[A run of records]
━━━━━━━━━━━━━━━━

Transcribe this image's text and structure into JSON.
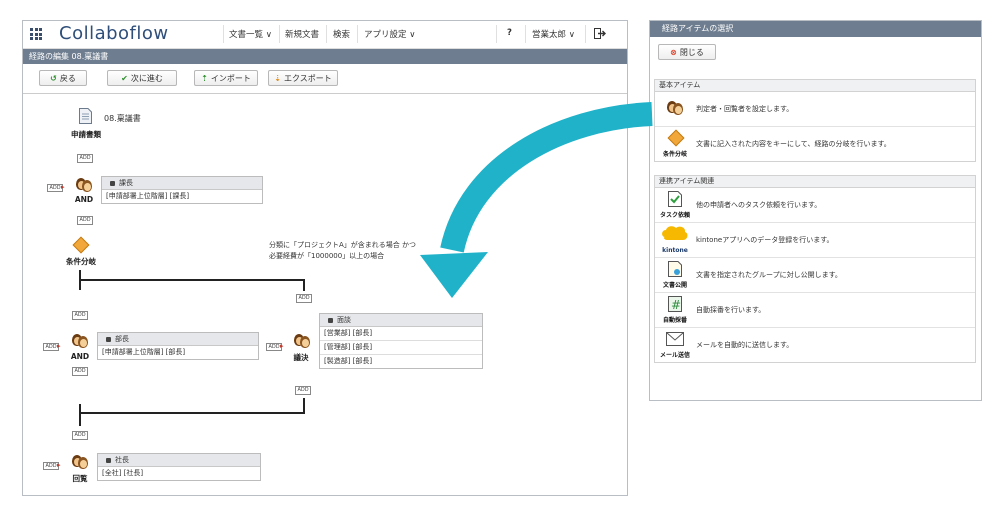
{
  "topbar": {
    "logo": "Collaboflow",
    "nav": {
      "documents": "文書一覧 ∨",
      "new_doc": "新規文書",
      "search": "検索",
      "app_settings": "アプリ設定 ∨",
      "help": "?",
      "user": "営業太郎 ∨"
    }
  },
  "titlebar": {
    "text": "経路の編集 08.稟議書"
  },
  "toolbar": {
    "back": "戻る",
    "next": "次に進む",
    "import": "インポート",
    "export": "エクスポート"
  },
  "route": {
    "form_icon_label": "申請書類",
    "form_name": "08.稟議書",
    "add_tag": "ADD",
    "node1": {
      "label": "AND",
      "role": "課長",
      "rows": [
        "[申請部署上位階層] [課長]"
      ]
    },
    "branch": {
      "label": "条件分岐",
      "condition_line1": "分類に「プロジェクトA」が含まれる場合 かつ",
      "condition_line2": "必要経費が「1000000」以上の場合"
    },
    "node2": {
      "label": "AND",
      "role": "部長",
      "rows": [
        "[申請部署上位階層] [部長]"
      ]
    },
    "node3": {
      "label": "議決",
      "role": "面談",
      "rows": [
        "[営業部] [部長]",
        "[管理部] [部長]",
        "[製造部] [部長]"
      ]
    },
    "node4": {
      "label": "回覧",
      "role": "社長",
      "rows": [
        "[全社] [社長]"
      ]
    }
  },
  "panel": {
    "title": "経路アイテムの選択",
    "close": "閉じる",
    "basic_section": "基本アイテム",
    "basic_items": [
      {
        "caption": "",
        "desc": "判定者・回覧者を設定します。"
      },
      {
        "caption": "条件分岐",
        "desc": "文書に記入された内容をキーにして、経路の分岐を行います。"
      }
    ],
    "linked_section": "連携アイテム関連",
    "linked_items": [
      {
        "caption": "タスク依頼",
        "desc": "他の申請者へのタスク依頼を行います。"
      },
      {
        "caption": "kintone",
        "desc": "kintoneアプリへのデータ登録を行います。"
      },
      {
        "caption": "文書公開",
        "desc": "文書を指定されたグループに対し公開します。"
      },
      {
        "caption": "自動採番",
        "desc": "自動採番を行います。"
      },
      {
        "caption": "メール送信",
        "desc": "メールを自動的に送信します。"
      }
    ]
  },
  "colors": {
    "header": "#6e7d8f",
    "arrow": "#1fb2c9",
    "kintone": "#f6b800"
  }
}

━━━━━━━━━━━━━━━━

EXERCISE TASK:
Where a line of the records above holds the word "caption", copy that line.

COMPLETED EXERCISE:
        "caption": "",
        "caption": "条件分岐",
        "caption": "タスク依頼",
        "caption": "kintone",
        "caption": "文書公開",
        "caption": "自動採番",
        "caption": "メール送信",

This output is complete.